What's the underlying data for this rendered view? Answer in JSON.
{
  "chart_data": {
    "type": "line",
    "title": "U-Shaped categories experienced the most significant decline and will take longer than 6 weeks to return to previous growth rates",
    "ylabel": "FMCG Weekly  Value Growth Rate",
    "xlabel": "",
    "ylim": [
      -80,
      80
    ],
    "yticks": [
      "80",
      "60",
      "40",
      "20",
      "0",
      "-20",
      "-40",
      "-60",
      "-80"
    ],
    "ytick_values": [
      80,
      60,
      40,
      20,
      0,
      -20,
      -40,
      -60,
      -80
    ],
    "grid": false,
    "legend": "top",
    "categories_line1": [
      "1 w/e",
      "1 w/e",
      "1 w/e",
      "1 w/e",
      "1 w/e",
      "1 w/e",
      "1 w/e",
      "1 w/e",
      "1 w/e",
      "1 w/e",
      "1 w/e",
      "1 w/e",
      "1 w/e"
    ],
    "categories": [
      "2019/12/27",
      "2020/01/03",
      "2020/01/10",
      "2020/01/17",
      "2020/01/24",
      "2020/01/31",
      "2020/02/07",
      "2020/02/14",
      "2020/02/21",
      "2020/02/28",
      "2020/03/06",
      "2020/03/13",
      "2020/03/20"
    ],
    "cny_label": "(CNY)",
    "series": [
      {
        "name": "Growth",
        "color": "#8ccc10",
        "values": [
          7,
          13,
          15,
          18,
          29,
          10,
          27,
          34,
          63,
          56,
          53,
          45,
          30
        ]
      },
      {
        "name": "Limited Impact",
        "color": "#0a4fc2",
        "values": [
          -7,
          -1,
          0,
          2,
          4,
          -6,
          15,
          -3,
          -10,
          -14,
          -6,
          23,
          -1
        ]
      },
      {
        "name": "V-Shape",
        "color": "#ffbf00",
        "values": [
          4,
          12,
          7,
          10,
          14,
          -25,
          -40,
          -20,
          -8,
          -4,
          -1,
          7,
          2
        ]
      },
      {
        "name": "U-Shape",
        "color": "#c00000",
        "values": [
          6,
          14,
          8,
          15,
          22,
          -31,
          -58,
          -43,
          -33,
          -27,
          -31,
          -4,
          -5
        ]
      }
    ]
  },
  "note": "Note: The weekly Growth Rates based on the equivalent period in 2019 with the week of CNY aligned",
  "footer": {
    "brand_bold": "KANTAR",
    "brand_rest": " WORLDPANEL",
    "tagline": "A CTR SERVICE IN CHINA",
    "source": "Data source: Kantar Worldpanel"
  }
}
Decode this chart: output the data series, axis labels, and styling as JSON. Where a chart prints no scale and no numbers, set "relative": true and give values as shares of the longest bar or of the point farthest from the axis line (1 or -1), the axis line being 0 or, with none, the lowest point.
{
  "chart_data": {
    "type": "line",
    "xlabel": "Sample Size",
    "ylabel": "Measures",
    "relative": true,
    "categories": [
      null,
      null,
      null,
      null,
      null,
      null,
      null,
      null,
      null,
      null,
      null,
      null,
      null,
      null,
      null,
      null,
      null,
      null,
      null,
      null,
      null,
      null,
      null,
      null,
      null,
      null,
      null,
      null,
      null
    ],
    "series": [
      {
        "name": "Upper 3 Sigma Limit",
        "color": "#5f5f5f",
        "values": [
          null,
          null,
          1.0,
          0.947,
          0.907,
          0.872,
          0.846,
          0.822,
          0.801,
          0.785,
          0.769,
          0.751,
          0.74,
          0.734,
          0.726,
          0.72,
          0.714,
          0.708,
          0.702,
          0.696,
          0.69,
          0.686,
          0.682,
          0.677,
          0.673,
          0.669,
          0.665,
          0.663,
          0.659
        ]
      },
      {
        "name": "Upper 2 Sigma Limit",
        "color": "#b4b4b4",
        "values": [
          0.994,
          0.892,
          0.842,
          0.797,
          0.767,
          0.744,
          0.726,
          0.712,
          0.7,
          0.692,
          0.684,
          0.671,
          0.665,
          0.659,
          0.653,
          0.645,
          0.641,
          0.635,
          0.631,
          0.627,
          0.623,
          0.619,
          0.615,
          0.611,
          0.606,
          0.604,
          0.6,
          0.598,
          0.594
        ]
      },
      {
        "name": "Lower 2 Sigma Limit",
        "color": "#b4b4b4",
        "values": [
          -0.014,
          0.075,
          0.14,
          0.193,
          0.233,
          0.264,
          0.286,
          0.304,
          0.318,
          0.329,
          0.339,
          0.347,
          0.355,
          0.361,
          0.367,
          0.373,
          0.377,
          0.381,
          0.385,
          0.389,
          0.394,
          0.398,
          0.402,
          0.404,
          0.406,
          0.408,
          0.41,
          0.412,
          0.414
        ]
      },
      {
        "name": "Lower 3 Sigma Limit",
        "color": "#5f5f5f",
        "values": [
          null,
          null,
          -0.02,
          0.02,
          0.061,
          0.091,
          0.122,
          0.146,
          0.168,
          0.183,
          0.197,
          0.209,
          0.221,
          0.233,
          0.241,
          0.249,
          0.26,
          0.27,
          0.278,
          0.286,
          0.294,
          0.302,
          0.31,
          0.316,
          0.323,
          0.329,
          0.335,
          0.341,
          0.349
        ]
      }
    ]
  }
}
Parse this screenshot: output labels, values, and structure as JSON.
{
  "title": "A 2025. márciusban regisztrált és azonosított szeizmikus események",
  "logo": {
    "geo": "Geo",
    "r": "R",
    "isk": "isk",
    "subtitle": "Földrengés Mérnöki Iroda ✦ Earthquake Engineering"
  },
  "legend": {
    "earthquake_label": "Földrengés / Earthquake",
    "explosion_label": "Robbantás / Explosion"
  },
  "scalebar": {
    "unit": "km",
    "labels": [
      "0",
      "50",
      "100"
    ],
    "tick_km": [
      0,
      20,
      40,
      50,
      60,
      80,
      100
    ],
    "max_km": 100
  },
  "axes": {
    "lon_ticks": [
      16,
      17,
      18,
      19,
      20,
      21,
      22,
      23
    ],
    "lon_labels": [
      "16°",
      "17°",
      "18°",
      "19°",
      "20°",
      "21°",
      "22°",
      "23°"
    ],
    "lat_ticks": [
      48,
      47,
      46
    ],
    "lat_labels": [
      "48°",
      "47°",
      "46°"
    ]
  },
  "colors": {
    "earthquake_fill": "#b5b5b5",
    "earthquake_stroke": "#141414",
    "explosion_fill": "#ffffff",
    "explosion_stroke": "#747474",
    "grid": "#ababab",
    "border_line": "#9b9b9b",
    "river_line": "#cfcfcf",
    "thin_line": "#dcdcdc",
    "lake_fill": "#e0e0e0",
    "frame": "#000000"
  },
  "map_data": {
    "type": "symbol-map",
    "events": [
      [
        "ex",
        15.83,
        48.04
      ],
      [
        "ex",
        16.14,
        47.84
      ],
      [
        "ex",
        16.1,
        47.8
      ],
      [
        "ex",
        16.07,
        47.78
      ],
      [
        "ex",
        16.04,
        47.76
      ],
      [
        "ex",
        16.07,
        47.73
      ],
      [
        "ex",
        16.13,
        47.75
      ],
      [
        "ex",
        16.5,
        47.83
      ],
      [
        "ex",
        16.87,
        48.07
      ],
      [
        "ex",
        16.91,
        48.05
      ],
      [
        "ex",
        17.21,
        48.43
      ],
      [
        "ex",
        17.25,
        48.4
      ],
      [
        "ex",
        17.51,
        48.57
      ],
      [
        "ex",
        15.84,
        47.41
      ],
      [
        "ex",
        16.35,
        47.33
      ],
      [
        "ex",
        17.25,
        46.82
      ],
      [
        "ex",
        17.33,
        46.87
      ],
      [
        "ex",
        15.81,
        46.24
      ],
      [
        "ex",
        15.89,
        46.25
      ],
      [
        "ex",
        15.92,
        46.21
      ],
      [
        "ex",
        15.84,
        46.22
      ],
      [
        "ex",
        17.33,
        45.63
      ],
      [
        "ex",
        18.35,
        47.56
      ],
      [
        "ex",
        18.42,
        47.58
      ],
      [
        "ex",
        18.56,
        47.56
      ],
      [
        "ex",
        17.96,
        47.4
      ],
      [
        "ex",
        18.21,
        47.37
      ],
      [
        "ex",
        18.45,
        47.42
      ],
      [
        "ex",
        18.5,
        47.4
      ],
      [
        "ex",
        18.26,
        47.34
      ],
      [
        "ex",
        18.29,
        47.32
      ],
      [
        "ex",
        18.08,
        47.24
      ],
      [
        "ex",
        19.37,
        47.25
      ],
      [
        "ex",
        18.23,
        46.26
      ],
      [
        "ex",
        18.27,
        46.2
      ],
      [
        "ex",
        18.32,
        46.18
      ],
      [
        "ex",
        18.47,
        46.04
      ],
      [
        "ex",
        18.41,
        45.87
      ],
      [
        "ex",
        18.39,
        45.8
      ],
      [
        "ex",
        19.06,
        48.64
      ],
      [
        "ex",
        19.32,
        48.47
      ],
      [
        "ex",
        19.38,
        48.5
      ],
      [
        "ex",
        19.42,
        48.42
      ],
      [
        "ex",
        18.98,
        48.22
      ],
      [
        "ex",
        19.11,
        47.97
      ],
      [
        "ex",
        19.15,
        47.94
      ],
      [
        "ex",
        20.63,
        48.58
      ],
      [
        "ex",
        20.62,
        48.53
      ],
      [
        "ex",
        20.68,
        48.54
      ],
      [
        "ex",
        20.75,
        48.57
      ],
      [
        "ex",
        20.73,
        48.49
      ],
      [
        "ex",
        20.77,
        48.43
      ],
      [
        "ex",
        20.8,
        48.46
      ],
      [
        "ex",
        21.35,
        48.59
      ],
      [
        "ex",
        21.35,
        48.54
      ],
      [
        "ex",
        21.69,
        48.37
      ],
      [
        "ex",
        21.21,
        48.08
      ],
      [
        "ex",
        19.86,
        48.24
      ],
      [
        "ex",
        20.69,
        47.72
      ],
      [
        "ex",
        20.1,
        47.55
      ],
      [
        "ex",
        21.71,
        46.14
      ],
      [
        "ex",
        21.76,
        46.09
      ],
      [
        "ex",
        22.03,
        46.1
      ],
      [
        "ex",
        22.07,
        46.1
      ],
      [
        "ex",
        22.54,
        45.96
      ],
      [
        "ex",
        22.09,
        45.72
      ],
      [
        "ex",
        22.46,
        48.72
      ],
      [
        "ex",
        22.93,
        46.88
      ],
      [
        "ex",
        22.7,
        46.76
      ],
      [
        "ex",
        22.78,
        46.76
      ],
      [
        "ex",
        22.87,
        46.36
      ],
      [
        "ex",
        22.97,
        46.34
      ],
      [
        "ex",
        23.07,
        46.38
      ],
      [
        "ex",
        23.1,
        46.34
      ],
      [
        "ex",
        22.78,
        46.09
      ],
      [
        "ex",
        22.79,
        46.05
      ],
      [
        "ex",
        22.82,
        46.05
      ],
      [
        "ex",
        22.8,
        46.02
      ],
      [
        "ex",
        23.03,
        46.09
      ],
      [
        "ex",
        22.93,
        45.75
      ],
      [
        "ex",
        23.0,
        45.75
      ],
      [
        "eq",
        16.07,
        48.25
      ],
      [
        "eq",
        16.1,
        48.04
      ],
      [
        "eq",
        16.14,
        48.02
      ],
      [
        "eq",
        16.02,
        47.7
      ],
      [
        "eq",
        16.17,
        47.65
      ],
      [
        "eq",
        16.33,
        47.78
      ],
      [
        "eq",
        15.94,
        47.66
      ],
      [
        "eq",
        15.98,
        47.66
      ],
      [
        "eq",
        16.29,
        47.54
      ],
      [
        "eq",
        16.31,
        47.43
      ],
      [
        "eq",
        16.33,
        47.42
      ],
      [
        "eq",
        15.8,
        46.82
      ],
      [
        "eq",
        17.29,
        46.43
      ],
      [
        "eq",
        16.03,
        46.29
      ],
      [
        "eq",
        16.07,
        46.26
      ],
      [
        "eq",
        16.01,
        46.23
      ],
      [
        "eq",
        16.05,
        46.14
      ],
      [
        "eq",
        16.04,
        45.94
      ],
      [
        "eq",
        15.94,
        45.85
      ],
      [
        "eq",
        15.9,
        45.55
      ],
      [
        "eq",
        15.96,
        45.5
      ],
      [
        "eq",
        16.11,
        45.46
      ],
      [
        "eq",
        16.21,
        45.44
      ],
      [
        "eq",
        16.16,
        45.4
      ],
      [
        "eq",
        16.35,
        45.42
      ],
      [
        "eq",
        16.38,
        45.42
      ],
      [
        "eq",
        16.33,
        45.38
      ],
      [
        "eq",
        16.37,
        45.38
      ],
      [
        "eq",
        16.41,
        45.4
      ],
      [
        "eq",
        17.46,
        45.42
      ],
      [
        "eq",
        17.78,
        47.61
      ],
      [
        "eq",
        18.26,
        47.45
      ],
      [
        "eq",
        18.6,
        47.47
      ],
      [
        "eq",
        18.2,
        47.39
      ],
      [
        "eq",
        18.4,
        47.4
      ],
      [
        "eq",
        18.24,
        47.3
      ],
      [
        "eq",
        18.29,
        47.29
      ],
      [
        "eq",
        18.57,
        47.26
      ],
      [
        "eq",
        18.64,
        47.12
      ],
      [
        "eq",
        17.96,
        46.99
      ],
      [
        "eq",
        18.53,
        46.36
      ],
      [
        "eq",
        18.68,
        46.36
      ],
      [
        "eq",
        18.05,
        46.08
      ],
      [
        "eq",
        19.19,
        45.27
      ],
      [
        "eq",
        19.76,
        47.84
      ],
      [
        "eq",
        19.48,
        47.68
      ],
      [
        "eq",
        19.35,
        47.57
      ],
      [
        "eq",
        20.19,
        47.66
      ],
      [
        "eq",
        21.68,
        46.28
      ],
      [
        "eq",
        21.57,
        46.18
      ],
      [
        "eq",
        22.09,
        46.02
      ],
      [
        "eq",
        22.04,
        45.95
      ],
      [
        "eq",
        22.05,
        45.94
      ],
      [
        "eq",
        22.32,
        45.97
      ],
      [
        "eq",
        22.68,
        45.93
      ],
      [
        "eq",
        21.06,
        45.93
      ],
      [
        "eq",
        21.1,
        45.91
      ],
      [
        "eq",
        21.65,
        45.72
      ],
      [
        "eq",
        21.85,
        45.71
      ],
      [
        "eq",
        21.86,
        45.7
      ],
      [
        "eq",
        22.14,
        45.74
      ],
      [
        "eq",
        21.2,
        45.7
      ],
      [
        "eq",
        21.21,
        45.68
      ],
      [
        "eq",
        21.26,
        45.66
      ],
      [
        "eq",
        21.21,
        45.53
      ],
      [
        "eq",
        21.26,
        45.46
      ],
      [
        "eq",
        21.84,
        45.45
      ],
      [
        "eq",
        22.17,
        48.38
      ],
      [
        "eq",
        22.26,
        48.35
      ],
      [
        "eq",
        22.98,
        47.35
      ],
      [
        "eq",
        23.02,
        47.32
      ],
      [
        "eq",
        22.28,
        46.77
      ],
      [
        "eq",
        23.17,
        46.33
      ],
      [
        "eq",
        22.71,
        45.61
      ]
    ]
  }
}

Exercise prompt: Single out each line of the records above with the string "Sigma" in it, and copy it.

Correct response:
        "name": "Upper 3 Sigma Limit",
        "name": "Upper 2 Sigma Limit",
        "name": "Lower 2 Sigma Limit",
        "name": "Lower 3 Sigma Limit",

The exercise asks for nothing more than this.